--- BEGIN RECORD EXCERPTS ---
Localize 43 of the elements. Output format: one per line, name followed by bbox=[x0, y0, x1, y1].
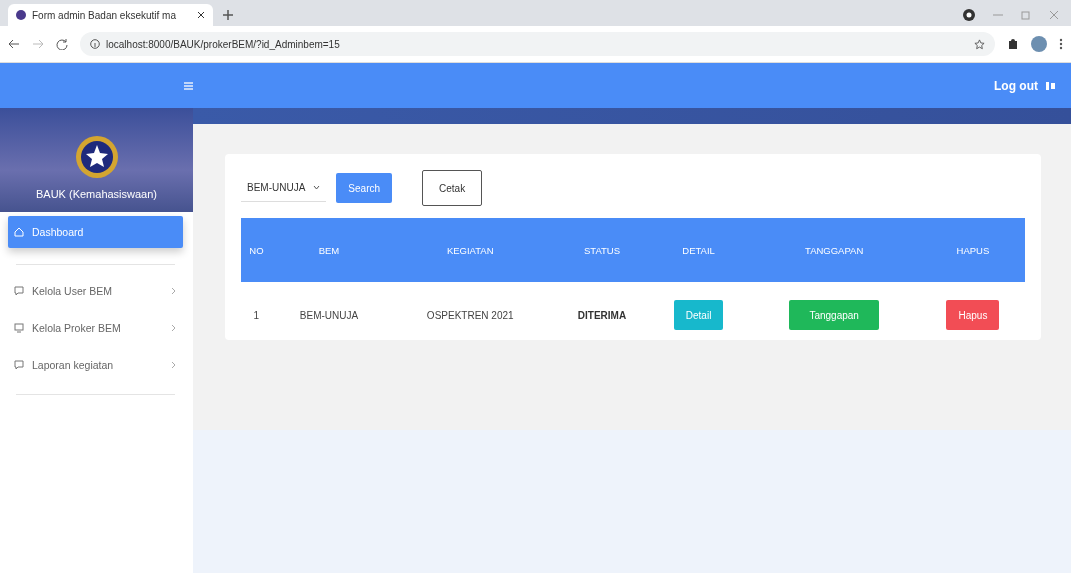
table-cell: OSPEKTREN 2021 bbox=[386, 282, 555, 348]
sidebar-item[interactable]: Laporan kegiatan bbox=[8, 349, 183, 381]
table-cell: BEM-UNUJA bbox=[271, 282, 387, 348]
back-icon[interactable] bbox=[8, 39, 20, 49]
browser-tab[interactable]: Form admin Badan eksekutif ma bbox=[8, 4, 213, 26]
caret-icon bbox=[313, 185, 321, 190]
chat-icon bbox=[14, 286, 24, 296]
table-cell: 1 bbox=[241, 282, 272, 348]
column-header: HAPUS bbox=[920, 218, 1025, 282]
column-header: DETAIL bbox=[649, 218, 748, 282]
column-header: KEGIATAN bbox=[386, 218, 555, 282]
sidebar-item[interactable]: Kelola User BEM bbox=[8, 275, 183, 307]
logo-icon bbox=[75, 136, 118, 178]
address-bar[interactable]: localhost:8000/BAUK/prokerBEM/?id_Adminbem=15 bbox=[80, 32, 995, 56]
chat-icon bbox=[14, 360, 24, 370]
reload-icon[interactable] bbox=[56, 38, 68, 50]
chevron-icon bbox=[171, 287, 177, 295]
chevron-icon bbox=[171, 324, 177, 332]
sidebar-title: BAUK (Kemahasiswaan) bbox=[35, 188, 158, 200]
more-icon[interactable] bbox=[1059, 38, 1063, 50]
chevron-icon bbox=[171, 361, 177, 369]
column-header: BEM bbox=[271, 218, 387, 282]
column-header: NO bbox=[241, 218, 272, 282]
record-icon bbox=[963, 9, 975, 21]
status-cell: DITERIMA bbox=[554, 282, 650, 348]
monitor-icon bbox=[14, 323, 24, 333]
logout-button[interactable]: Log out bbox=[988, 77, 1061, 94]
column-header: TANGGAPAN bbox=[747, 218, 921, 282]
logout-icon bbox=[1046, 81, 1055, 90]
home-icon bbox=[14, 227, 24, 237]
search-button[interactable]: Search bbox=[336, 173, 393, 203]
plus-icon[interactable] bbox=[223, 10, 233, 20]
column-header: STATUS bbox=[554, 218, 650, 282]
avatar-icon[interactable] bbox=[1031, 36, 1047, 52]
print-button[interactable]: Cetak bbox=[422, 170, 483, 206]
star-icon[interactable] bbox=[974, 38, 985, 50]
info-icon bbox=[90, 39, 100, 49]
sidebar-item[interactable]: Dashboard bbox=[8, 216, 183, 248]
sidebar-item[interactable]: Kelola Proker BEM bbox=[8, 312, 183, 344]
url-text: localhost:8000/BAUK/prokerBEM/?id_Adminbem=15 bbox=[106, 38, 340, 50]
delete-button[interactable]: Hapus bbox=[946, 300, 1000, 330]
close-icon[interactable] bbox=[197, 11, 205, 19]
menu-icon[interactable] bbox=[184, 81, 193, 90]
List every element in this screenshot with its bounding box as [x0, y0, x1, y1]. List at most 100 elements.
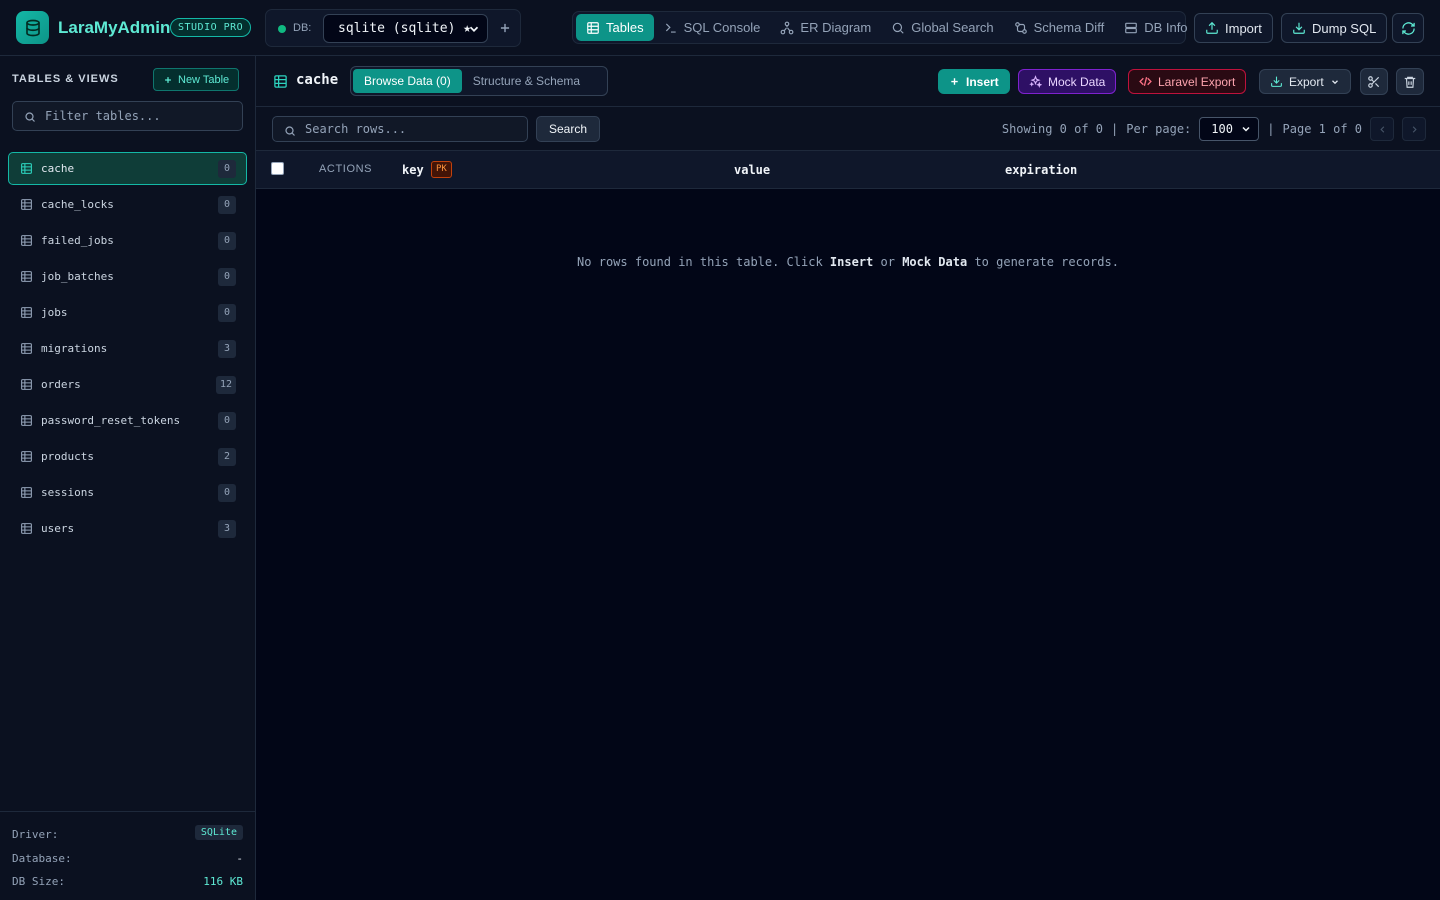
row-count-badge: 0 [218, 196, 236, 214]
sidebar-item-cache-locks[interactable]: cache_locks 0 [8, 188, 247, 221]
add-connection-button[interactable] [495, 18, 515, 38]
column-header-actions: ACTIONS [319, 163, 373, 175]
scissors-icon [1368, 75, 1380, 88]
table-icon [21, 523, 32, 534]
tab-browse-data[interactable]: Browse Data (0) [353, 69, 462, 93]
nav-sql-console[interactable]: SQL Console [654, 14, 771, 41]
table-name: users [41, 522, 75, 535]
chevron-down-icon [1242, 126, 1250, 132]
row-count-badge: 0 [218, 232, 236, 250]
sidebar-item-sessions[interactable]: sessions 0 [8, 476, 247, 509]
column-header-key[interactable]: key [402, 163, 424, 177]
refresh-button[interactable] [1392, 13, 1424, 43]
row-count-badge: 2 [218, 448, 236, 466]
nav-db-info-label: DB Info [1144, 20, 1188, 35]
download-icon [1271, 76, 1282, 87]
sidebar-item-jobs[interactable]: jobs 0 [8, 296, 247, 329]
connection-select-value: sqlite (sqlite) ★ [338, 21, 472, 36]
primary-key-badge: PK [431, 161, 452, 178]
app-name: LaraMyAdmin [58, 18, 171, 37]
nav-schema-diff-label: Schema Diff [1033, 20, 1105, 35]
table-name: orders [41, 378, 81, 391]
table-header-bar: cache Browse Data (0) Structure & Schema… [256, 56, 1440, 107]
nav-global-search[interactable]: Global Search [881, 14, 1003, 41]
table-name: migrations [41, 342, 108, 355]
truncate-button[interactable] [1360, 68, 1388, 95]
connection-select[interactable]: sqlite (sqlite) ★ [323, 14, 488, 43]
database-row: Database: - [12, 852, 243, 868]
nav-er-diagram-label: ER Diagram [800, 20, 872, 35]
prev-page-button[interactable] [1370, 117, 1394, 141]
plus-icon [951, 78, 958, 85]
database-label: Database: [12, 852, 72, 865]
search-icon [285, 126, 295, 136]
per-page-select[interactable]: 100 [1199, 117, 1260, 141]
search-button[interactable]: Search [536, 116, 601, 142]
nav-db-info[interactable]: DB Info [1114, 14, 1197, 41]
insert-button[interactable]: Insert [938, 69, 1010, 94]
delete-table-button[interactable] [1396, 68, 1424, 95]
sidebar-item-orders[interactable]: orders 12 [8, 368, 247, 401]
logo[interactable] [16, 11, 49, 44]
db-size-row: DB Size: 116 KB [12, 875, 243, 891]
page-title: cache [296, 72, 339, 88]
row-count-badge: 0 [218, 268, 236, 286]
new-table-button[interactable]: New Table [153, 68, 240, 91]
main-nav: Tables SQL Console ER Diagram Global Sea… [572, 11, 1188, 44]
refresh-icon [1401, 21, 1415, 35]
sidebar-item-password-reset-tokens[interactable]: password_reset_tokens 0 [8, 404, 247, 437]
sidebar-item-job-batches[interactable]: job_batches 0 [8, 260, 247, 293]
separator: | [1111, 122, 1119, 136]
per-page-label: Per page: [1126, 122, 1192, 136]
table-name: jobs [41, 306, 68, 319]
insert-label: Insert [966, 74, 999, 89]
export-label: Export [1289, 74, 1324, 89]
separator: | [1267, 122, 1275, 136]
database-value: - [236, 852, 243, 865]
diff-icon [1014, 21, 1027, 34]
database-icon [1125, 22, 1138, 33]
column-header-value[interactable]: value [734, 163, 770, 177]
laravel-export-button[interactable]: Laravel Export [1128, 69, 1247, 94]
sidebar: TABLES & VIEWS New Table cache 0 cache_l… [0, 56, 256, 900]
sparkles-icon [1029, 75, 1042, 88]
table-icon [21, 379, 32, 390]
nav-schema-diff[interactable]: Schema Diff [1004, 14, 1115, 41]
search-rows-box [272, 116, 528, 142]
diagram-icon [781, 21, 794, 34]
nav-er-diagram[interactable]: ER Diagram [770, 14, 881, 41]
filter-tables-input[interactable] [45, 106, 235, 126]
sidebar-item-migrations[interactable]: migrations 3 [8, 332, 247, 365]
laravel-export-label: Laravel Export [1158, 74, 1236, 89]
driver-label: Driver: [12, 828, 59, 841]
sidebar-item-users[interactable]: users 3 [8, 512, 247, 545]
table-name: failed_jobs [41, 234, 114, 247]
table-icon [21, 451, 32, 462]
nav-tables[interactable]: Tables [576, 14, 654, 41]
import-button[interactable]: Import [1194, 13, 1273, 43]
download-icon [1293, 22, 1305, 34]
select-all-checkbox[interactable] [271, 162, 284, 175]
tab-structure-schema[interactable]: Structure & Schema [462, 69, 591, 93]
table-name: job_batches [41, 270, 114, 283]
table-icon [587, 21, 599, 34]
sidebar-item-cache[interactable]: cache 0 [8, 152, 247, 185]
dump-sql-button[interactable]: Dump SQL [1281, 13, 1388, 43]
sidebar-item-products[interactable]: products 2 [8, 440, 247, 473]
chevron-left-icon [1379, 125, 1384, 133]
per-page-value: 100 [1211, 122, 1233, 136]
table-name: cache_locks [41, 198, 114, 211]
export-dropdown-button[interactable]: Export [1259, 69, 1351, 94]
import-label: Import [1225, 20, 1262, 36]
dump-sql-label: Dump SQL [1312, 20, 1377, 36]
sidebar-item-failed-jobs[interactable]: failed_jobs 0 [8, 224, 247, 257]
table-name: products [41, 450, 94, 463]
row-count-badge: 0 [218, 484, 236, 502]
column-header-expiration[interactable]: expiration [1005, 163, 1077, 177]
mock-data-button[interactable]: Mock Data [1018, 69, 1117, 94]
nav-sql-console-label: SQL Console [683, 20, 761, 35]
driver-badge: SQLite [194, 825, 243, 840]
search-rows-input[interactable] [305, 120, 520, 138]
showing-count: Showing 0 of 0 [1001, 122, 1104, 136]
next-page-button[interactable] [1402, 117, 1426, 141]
--- END RECORD EXCERPTS ---
*EXERCISE GOAL*: Swap "table-cell" for "grid-cell" in the lines from the one containing "table-cell: OSPEKTREN 2021" through the one containing "browser-tab[interactable]: Form admin", inclusive, keeping everything else unchanged. Give back only those lines.

*RESULT OF THIS EXERCISE*:
grid-cell: OSPEKTREN 2021 bbox=[386, 282, 555, 348]
sidebar-item[interactable]: Laporan kegiatan bbox=[8, 349, 183, 381]
grid-cell: BEM-UNUJA bbox=[271, 282, 387, 348]
back-icon[interactable] bbox=[8, 39, 20, 49]
browser-tab[interactable]: Form admin Badan eksekutif ma bbox=[8, 4, 213, 26]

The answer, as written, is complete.